## [STATED EXERCISE]
Every record that follows should be printed verbatim.

──────────────────────────────

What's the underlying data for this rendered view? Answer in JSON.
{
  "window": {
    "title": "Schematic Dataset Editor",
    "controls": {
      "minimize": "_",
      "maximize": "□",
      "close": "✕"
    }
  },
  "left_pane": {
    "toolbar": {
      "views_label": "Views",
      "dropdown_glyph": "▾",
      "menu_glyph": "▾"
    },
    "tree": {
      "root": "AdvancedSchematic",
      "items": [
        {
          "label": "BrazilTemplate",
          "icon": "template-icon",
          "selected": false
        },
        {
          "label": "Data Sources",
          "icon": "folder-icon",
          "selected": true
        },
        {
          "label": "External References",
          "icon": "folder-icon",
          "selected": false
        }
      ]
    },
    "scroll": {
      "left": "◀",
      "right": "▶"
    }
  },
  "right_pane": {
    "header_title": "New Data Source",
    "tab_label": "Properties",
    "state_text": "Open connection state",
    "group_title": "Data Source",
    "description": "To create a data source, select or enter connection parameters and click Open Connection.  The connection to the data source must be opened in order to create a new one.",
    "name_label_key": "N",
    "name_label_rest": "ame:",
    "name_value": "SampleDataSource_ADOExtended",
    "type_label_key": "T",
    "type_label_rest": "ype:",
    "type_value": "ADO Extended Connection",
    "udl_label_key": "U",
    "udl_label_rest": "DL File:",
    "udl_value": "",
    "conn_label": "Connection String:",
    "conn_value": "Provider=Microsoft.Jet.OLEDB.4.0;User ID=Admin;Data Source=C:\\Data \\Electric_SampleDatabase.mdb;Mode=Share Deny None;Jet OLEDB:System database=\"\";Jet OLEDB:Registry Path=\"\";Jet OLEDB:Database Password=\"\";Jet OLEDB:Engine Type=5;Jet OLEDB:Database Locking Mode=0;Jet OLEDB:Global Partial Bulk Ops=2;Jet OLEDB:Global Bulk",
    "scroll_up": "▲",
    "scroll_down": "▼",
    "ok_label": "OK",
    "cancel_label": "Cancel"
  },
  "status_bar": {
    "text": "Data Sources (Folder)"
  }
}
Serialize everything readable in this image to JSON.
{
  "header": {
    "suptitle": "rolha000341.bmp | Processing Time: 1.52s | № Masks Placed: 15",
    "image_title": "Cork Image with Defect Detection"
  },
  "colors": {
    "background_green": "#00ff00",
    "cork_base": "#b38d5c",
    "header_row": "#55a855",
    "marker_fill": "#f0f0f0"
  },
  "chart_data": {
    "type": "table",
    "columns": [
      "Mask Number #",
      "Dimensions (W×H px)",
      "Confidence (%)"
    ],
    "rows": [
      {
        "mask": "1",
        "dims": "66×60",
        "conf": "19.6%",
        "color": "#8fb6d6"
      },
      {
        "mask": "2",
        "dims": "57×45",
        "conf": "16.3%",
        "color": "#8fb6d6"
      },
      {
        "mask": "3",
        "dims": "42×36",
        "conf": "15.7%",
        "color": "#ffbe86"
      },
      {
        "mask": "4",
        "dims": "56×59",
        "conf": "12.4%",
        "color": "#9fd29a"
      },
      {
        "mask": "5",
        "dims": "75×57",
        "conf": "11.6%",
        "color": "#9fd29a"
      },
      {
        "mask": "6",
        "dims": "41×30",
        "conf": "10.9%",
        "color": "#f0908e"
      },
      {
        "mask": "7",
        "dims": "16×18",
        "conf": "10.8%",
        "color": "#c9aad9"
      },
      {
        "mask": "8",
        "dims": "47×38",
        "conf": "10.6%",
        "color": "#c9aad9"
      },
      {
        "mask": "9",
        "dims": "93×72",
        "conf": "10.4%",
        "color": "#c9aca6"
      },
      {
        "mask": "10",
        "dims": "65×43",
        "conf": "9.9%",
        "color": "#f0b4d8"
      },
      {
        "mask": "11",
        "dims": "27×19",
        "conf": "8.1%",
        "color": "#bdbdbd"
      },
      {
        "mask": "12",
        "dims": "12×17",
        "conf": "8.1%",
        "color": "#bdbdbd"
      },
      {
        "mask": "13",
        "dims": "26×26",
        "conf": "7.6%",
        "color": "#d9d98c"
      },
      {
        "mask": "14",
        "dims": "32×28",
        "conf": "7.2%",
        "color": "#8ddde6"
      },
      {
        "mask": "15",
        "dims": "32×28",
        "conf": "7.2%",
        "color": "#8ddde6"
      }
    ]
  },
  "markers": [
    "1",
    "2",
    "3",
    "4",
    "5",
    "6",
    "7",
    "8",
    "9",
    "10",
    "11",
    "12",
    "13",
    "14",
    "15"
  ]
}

──────────────────────────────

## [WRITTEN RESPONSE]
What's the underlying data for this rendered view? Answer in JSON.
{
  "window": {
    "title": "Schematic Dataset Editor",
    "controls": {
      "minimize": "_",
      "maximize": "□",
      "close": "✕"
    }
  },
  "left_pane": {
    "toolbar": {
      "views_label": "Views",
      "dropdown_glyph": "▾",
      "menu_glyph": "▾"
    },
    "tree": {
      "root": "AdvancedSchematic",
      "items": [
        {
          "label": "BrazilTemplate",
          "icon": "template-icon",
          "selected": false
        },
        {
          "label": "Data Sources",
          "icon": "folder-icon",
          "selected": true
        },
        {
          "label": "External References",
          "icon": "folder-icon",
          "selected": false
        }
      ]
    },
    "scroll": {
      "left": "◀",
      "right": "▶"
    }
  },
  "right_pane": {
    "header_title": "New Data Source",
    "tab_label": "Properties",
    "state_text": "Open connection state",
    "group_title": "Data Source",
    "description": "To create a data source, select or enter connection parameters and click Open Connection.  The connection to the data source must be opened in order to create a new one.",
    "name_label_key": "N",
    "name_label_rest": "ame:",
    "name_value": "SampleDataSource_ADOExtended",
    "type_label_key": "T",
    "type_label_rest": "ype:",
    "type_value": "ADO Extended Connection",
    "udl_label_key": "U",
    "udl_label_rest": "DL File:",
    "udl_value": "",
    "conn_label": "Connection String:",
    "conn_value": "Provider=Microsoft.Jet.OLEDB.4.0;User ID=Admin;Data Source=C:\\Data \\Electric_SampleDatabase.mdb;Mode=Share Deny None;Jet OLEDB:System database=\"\";Jet OLEDB:Registry Path=\"\";Jet OLEDB:Database Password=\"\";Jet OLEDB:Engine Type=5;Jet OLEDB:Database Locking Mode=0;Jet OLEDB:Global Partial Bulk Ops=2;Jet OLEDB:Global Bulk",
    "scroll_up": "▲",
    "scroll_down": "▼",
    "ok_label": "OK",
    "cancel_label": "Cancel"
  },
  "status_bar": {
    "text": "Data Sources (Folder)"
  }
}
Serialize everything readable in this image to JSON.
{
  "header": {
    "suptitle": "rolha000341.bmp | Processing Time: 1.52s | № Masks Placed: 15",
    "image_title": "Cork Image with Defect Detection"
  },
  "colors": {
    "background_green": "#00ff00",
    "cork_base": "#b38d5c",
    "header_row": "#55a855",
    "marker_fill": "#f0f0f0"
  },
  "chart_data": {
    "type": "table",
    "columns": [
      "Mask Number #",
      "Dimensions (W×H px)",
      "Confidence (%)"
    ],
    "rows": [
      {
        "mask": "1",
        "dims": "66×60",
        "conf": "19.6%",
        "color": "#8fb6d6"
      },
      {
        "mask": "2",
        "dims": "57×45",
        "conf": "16.3%",
        "color": "#8fb6d6"
      },
      {
        "mask": "3",
        "dims": "42×36",
        "conf": "15.7%",
        "color": "#ffbe86"
      },
      {
        "mask": "4",
        "dims": "56×59",
        "conf": "12.4%",
        "color": "#9fd29a"
      },
      {
        "mask": "5",
        "dims": "75×57",
        "conf": "11.6%",
        "color": "#9fd29a"
      },
      {
        "mask": "6",
        "dims": "41×30",
        "conf": "10.9%",
        "color": "#f0908e"
      },
      {
        "mask": "7",
        "dims": "16×18",
        "conf": "10.8%",
        "color": "#c9aad9"
      },
      {
        "mask": "8",
        "dims": "47×38",
        "conf": "10.6%",
        "color": "#c9aad9"
      },
      {
        "mask": "9",
        "dims": "93×72",
        "conf": "10.4%",
        "color": "#c9aca6"
      },
      {
        "mask": "10",
        "dims": "65×43",
        "conf": "9.9%",
        "color": "#f0b4d8"
      },
      {
        "mask": "11",
        "dims": "27×19",
        "conf": "8.1%",
        "color": "#bdbdbd"
      },
      {
        "mask": "12",
        "dims": "12×17",
        "conf": "8.1%",
        "color": "#bdbdbd"
      },
      {
        "mask": "13",
        "dims": "26×26",
        "conf": "7.6%",
        "color": "#d9d98c"
      },
      {
        "mask": "14",
        "dims": "32×28",
        "conf": "7.2%",
        "color": "#8ddde6"
      },
      {
        "mask": "15",
        "dims": "32×28",
        "conf": "7.2%",
        "color": "#8ddde6"
      }
    ]
  },
  "markers": [
    "1",
    "2",
    "3",
    "4",
    "5",
    "6",
    "7",
    "8",
    "9",
    "10",
    "11",
    "12",
    "13",
    "14",
    "15"
  ]
}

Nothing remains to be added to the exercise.